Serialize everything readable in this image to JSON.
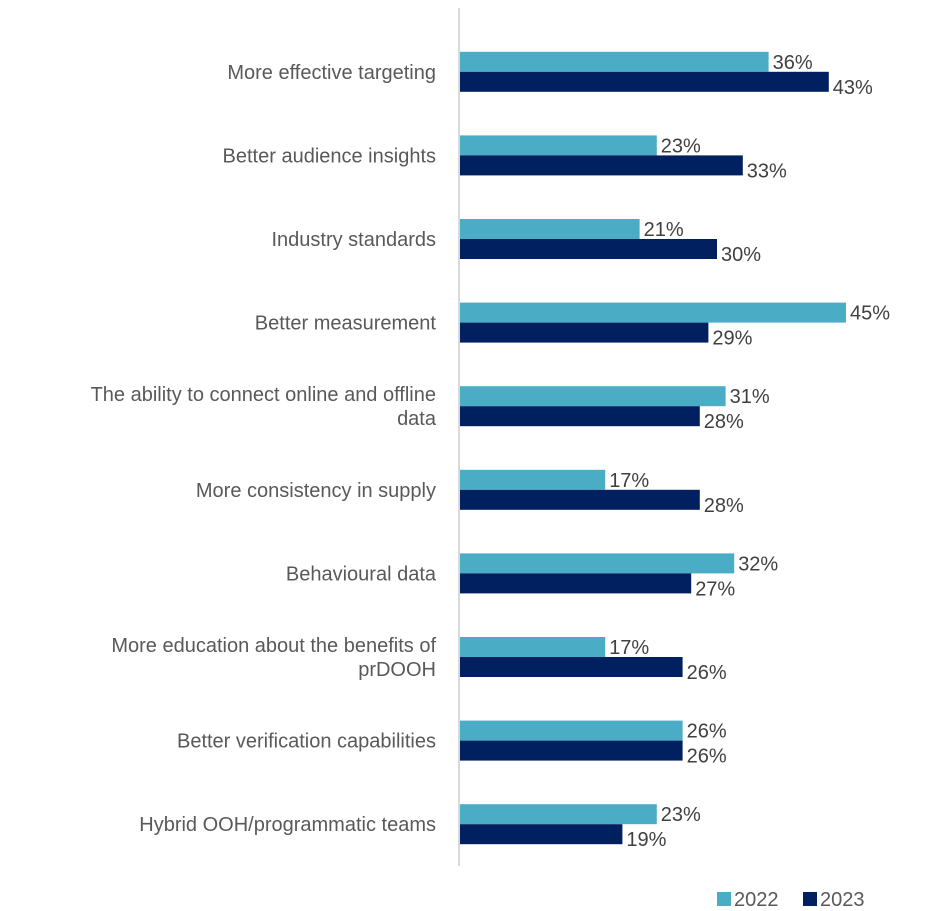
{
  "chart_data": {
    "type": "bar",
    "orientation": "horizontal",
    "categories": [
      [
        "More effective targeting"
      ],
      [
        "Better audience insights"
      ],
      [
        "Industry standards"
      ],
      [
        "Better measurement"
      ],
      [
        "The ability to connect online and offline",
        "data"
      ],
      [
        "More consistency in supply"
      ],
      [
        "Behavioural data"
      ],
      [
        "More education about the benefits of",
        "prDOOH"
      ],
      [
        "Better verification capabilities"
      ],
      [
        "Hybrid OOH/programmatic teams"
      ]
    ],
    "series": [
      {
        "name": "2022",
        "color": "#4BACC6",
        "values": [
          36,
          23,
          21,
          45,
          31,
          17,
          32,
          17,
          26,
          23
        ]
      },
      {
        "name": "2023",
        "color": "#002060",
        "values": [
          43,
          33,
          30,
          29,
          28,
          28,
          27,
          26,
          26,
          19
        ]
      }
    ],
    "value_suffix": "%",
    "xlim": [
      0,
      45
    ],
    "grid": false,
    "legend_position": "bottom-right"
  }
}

◆ ◆ ◆ ◆

→ TASK OBJECTIVE
Leave out the pictures and transcribe the entries above exactly.

→ OUTPUT OF THE TASK
Serialize everything readable in this image to JSON.
{
  "chart_data": {
    "type": "bar",
    "orientation": "horizontal",
    "categories": [
      [
        "More effective targeting"
      ],
      [
        "Better audience insights"
      ],
      [
        "Industry standards"
      ],
      [
        "Better measurement"
      ],
      [
        "The ability to connect online and offline",
        "data"
      ],
      [
        "More consistency in supply"
      ],
      [
        "Behavioural data"
      ],
      [
        "More education about the benefits of",
        "prDOOH"
      ],
      [
        "Better verification capabilities"
      ],
      [
        "Hybrid OOH/programmatic teams"
      ]
    ],
    "series": [
      {
        "name": "2022",
        "color": "#4BACC6",
        "values": [
          36,
          23,
          21,
          45,
          31,
          17,
          32,
          17,
          26,
          23
        ]
      },
      {
        "name": "2023",
        "color": "#002060",
        "values": [
          43,
          33,
          30,
          29,
          28,
          28,
          27,
          26,
          26,
          19
        ]
      }
    ],
    "value_suffix": "%",
    "xlim": [
      0,
      45
    ],
    "grid": false,
    "legend_position": "bottom-right"
  }
}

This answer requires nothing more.